* [POTONGAN DOKUMEN]
Proyek Strategis Nasional
Kumpulanstudi-aspirasi.com tgl April 23/2018 memuat tulisan sbb: Selasa (17/4/2018). Komite Percepatan Penyediaan Infrastuktur Priroritas (KPPIP) evaluasi Proyek Strategis Nasional (PSN) yang berjumlah 245 proyek dan dua program, Presiden Jokowi menyetujui adanya perubahan jumlah daftar PSN menjadi 222 proyek dan 3 program dengan nilai investasi sekitar Rp 4.100 triliun. Nilai investasi PSN tersebut sekitar 25 – 30 % PDB.
PSN yg selesai pada tahun 2016 berjumlah 20 proyek, tahun 2017 berjumlah 10 proyek, yang direncanakan rampung pada tahun 2018 berjumlah 13 proyek dan tahun 2019 berjumlah 25 proyek.
Tentunya muncul pertanyaan dari mana sumber dana pembiayaan Proyek. Dengan berutang amankah? Aman, berikut alasannya:
1.Standard & Poor’s yg menaikkan peringkat Indonesia BB ++ sedangkan Moody dengan peringkat Baa3 (investment grade), Fitch Ratings dengan peringkat BBB. S&P memberi peringatan kepada BUMN sektor infrastruktur tentang Balance Sheet nya. Dengan demikian BUMN memperoleh kesempatan terbaik dalam pembangunan tetapi jika peranannya tidak proporsional untuk mendongkrak economic growth berbahaya seperti dialami BUMN RRC jika tidak ati2 seperti diingatkan IMF, akan membuat RRC tertinggi Debt Ratio nya 300%.

* [INFORMASI YANG DITAMPILKAN]
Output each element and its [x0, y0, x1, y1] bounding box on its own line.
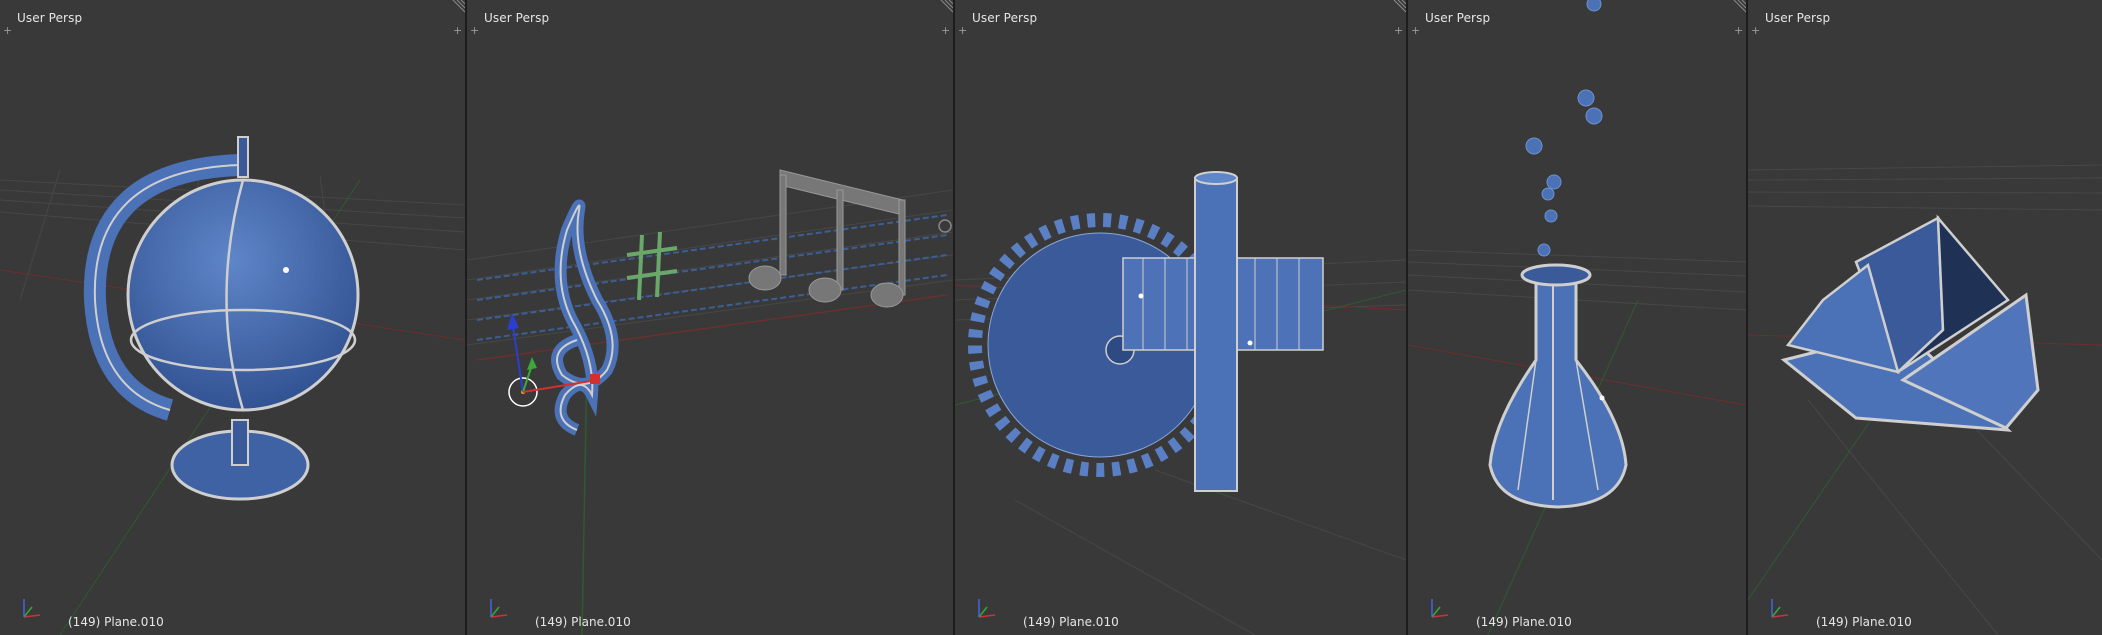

* [TUGAS DAN LATIHAN]
(1) Sunting bagian teks tentang Proyek Strategis Nasional yang dimulai dari "PSN yg selesai" dan berakhir pada "berjumlah 25 proyek.", lalu tuliskan kembali dengan mengganti "rampung" menjadi "selesai".
(2) Jawablah pertanyaan berikut berdasarkan teks tentang Proyek Strategis Nasional.
(a) Menjadi berapa jumlah daftar PSN setelah perubahan yang disetujui Presiden Jokowi?
(b) Berapa jumlah PSN yang selesai pada tahun 2016?
(c) Peringkat apa yang diberikan Fitch Ratings?
Baris-baris data tersebut tidak diperlukan untuk mengerjakan tugas.

* [JAWABAN LATIHAN]
(1)
PSN yg selesai pada tahun 2016 berjumlah 20 proyek, tahun 2017 berjumlah 10 proyek, yang direncanakan selesai pada tahun 2018 berjumlah 13 proyek dan tahun 2019 berjumlah 25 proyek.

(2)
(a) Jumlahnya menjadi 222 proyek dan 3 program.
(b) Jumlahnya 20 proyek.
(c) Fitch Ratings memberikan peringkat BBB.